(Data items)
· · · · ·

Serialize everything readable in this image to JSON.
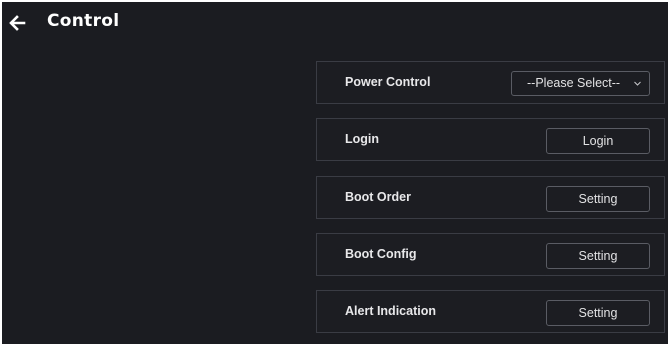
{
  "header": {
    "title": "Control",
    "back_icon": "arrow-left-icon"
  },
  "rows": [
    {
      "label": "Power Control",
      "control": "select",
      "value": "--Please Select--",
      "icon": "chevron-down-icon"
    },
    {
      "label": "Login",
      "control": "button",
      "button_label": "Login"
    },
    {
      "label": "Boot Order",
      "control": "button",
      "button_label": "Setting"
    },
    {
      "label": "Boot Config",
      "control": "button",
      "button_label": "Setting"
    },
    {
      "label": "Alert Indication",
      "control": "button",
      "button_label": "Setting"
    }
  ],
  "colors": {
    "background": "#1b1c21",
    "row_border": "#3a3c44",
    "text": "#ffffff"
  }
}
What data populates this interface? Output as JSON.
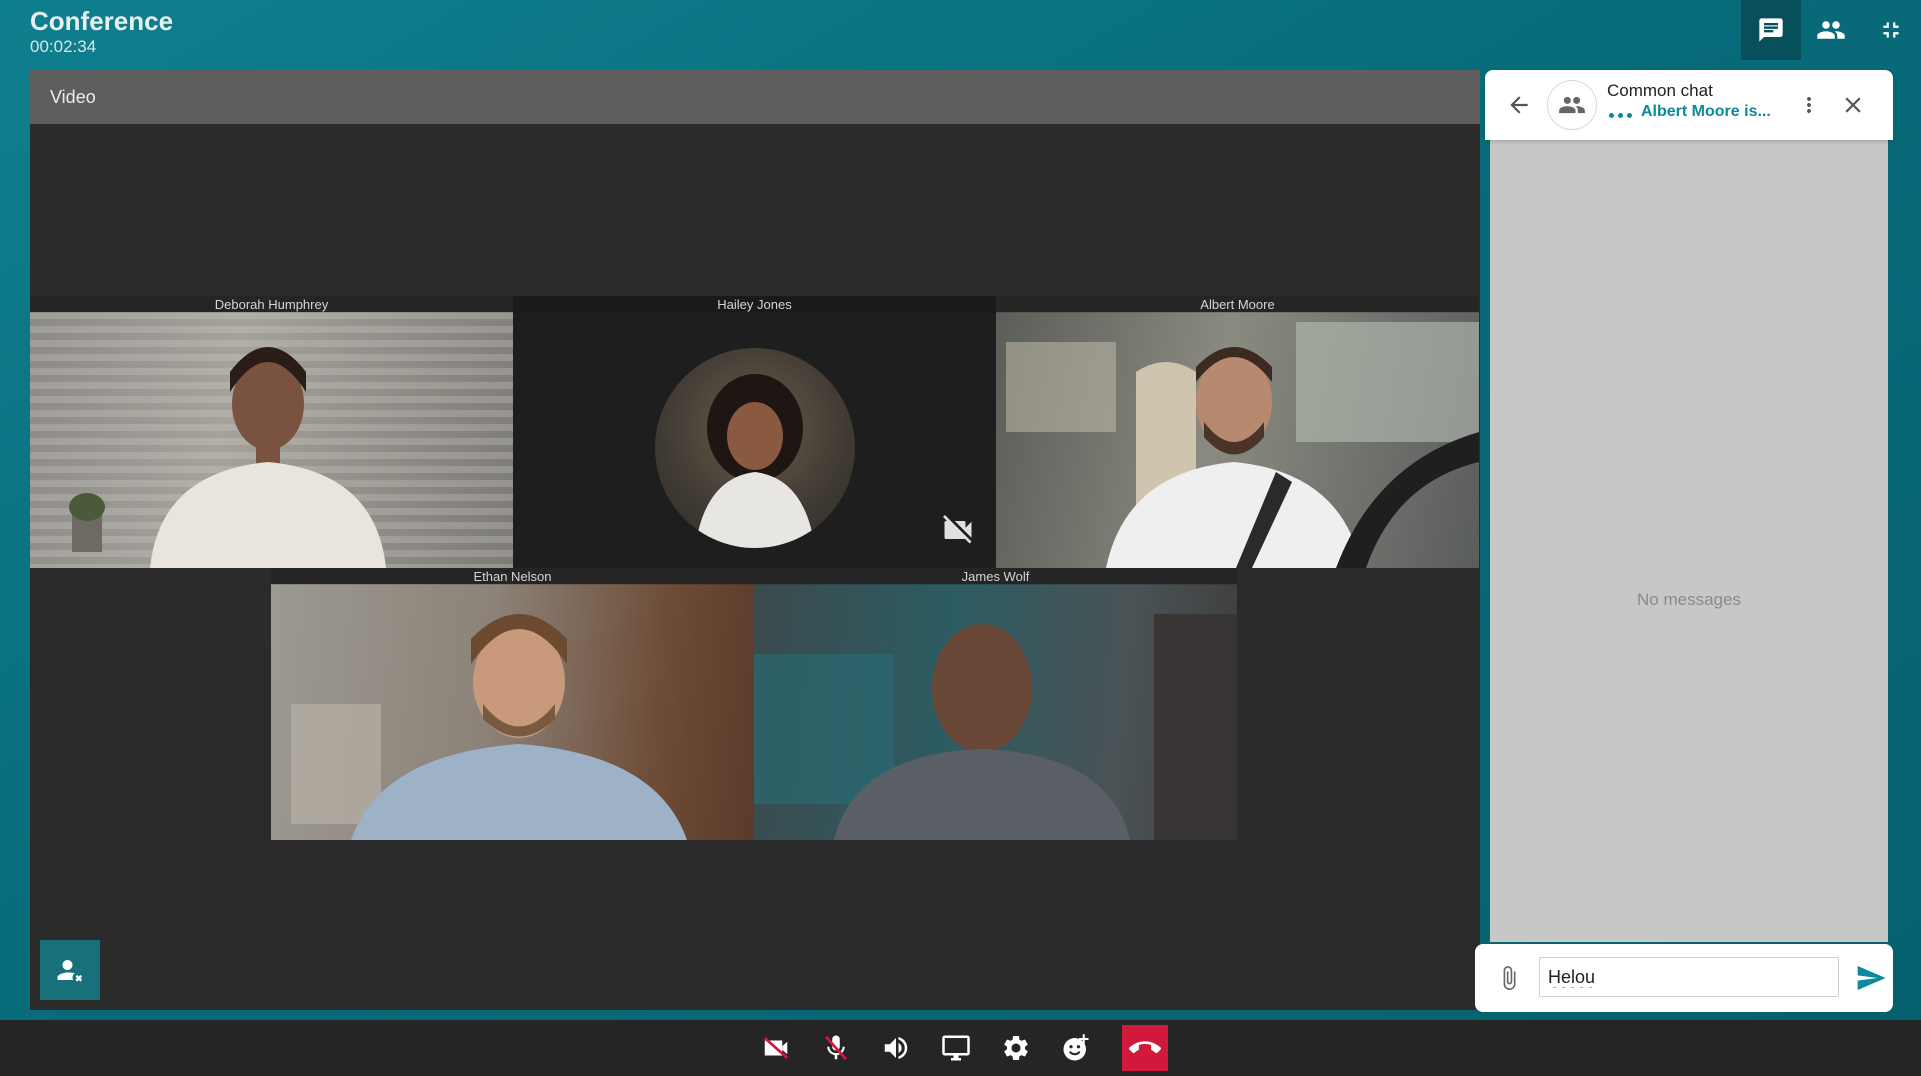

· · · · ·

** Written request **
Leave the pictures out and copy the rest of the data exactly.

** Solution **
Serialize everything readable in this image to JSON.
{
  "header": {
    "title": "Control",
    "back_icon": "arrow-left-icon"
  },
  "rows": [
    {
      "label": "Power Control",
      "control": "select",
      "value": "--Please Select--",
      "icon": "chevron-down-icon"
    },
    {
      "label": "Login",
      "control": "button",
      "button_label": "Login"
    },
    {
      "label": "Boot Order",
      "control": "button",
      "button_label": "Setting"
    },
    {
      "label": "Boot Config",
      "control": "button",
      "button_label": "Setting"
    },
    {
      "label": "Alert Indication",
      "control": "button",
      "button_label": "Setting"
    }
  ],
  "colors": {
    "background": "#1b1c21",
    "row_border": "#3a3c44",
    "text": "#ffffff"
  }
}
What data populates this interface? Output as JSON.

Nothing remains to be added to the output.